** begin Extracted entries **
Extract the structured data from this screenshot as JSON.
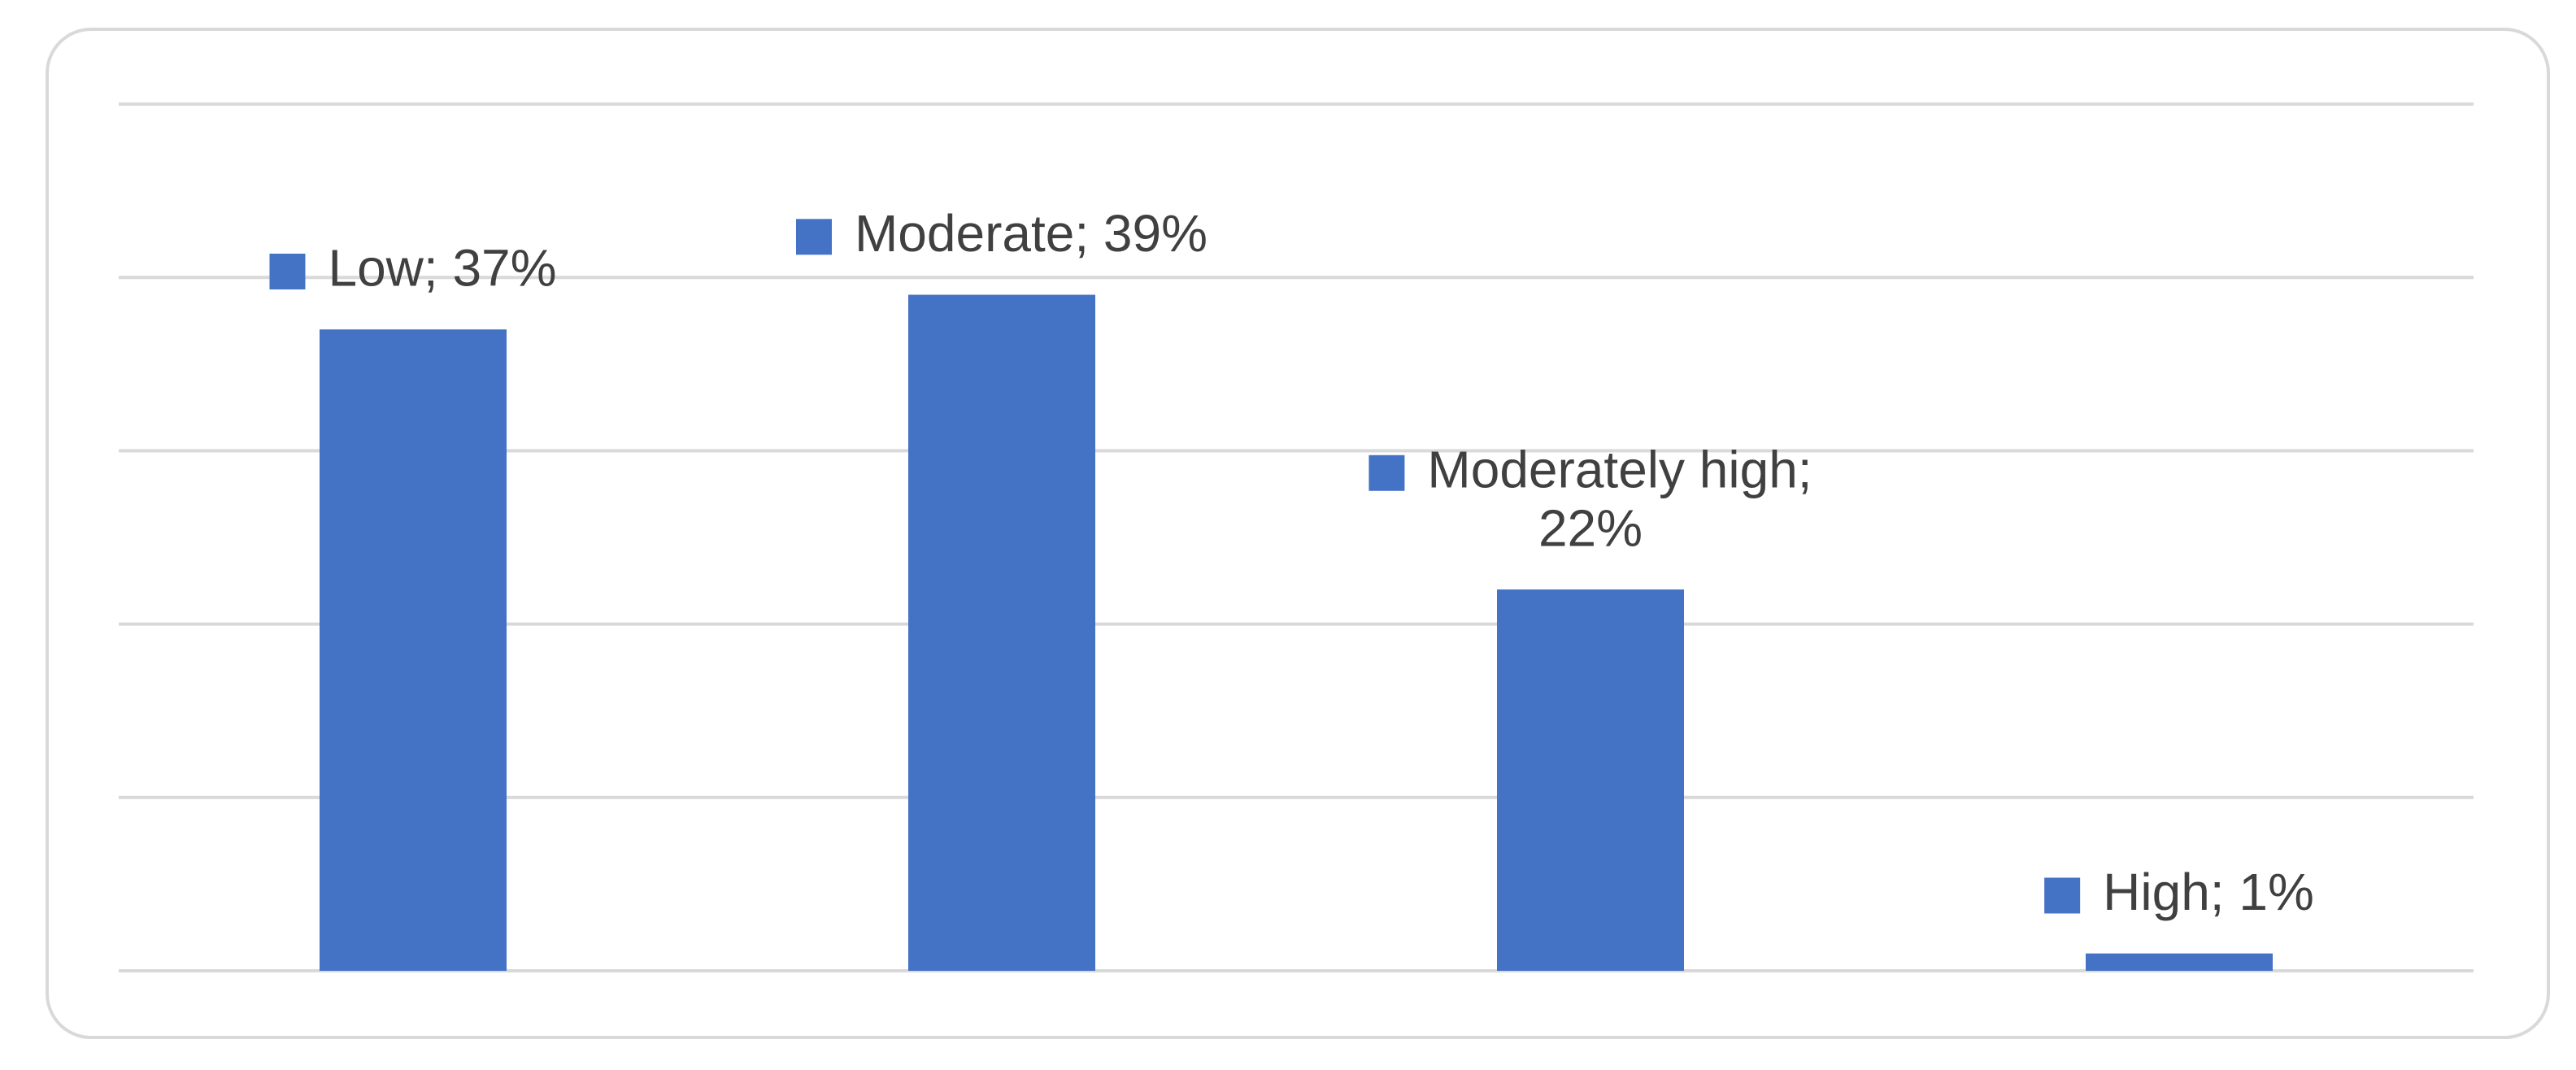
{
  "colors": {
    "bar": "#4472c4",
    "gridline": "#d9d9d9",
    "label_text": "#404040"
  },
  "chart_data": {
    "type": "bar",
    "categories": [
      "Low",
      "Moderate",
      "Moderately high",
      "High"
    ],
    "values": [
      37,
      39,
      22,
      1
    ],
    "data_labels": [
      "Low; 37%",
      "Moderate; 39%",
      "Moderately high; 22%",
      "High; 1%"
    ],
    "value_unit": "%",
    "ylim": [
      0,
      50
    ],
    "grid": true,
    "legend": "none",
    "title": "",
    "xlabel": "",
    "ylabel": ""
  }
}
** end Extracted entries **
Requirements ▸
Find the word "Moderately" in the data and copy out each line where it turns up.

Right answer ▸
      "Moderately high",
      "Moderately high; 22%",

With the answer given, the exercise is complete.